* What needs to be done
Each line that holds the word "features" counts once. Give the total number of such lines and nothing else.

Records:
-=-=-
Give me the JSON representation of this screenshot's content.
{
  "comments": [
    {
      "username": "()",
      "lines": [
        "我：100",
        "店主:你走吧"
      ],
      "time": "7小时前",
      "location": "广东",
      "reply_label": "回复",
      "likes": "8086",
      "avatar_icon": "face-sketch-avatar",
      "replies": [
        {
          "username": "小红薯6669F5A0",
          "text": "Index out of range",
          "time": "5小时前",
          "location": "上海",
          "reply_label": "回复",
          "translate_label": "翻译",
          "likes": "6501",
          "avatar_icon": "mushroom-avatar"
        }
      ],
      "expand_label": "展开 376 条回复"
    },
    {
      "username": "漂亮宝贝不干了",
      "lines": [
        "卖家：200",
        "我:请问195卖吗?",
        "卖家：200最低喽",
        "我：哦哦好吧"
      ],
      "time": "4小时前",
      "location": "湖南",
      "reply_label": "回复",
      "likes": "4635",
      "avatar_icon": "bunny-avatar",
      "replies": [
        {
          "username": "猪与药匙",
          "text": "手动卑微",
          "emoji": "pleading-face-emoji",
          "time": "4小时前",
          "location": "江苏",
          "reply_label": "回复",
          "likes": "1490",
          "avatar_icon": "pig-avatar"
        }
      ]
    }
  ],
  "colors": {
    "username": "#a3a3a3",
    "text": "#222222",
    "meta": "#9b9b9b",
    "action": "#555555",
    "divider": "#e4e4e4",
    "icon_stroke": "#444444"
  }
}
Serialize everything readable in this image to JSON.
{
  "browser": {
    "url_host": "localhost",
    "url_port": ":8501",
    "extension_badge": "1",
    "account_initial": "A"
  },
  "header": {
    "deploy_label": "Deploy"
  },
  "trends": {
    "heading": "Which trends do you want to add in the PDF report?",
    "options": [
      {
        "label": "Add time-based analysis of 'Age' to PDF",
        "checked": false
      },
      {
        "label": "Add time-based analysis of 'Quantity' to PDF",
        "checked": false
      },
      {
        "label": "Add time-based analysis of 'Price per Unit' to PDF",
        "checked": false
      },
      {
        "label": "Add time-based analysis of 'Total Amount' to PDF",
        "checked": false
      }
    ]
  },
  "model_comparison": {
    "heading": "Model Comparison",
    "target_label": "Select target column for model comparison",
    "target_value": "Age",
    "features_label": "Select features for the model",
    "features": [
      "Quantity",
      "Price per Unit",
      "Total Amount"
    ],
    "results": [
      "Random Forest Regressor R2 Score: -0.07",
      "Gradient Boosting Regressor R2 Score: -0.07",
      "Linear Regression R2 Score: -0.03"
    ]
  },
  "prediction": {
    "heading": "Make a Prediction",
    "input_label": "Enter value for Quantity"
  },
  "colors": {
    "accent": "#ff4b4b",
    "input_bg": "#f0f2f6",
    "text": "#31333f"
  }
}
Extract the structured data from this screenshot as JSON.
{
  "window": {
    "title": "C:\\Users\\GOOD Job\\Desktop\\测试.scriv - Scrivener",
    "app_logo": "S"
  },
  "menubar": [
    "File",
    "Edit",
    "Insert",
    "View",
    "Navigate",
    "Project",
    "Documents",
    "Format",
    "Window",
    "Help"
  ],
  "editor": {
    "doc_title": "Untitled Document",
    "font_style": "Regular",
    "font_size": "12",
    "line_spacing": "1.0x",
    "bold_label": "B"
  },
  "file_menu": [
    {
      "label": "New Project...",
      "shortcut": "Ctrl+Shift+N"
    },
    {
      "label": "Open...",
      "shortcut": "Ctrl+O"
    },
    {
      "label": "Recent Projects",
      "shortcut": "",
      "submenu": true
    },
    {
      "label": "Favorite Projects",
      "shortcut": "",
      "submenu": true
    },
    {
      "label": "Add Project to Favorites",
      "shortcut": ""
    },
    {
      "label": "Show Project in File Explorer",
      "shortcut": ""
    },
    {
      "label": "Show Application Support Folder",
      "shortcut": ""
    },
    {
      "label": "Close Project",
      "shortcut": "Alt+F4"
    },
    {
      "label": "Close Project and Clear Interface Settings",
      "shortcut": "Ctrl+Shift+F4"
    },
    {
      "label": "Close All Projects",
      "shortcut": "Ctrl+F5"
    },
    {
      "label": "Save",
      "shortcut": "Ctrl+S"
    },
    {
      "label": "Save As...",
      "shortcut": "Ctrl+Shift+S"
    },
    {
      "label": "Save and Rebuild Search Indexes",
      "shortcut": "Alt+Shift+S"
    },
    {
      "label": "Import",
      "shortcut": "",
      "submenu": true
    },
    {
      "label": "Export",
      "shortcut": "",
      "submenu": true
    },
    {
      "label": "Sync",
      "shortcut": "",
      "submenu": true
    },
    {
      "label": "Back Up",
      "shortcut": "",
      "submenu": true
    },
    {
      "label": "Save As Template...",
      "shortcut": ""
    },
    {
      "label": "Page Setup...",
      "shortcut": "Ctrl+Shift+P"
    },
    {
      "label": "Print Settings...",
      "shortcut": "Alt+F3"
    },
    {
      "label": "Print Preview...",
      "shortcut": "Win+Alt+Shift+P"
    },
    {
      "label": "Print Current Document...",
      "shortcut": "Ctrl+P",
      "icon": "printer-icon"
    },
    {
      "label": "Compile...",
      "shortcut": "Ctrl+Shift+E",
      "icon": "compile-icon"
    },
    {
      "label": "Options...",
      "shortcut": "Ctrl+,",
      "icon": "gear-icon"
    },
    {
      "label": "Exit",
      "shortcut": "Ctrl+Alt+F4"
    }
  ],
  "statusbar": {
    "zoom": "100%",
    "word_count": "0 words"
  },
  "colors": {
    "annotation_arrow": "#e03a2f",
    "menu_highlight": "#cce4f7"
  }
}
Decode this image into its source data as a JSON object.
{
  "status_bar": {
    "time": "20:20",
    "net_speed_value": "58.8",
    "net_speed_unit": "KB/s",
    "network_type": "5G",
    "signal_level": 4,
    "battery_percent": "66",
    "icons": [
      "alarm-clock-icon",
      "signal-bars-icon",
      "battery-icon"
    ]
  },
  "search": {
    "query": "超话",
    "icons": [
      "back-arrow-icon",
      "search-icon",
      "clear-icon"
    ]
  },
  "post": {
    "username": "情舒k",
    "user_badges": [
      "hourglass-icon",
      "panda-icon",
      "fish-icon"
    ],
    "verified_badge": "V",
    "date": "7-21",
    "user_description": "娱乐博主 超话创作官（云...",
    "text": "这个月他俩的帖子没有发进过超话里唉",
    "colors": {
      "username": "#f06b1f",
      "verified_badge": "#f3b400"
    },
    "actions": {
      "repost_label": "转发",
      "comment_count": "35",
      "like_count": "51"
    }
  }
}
-=-=-
* Exercise result
2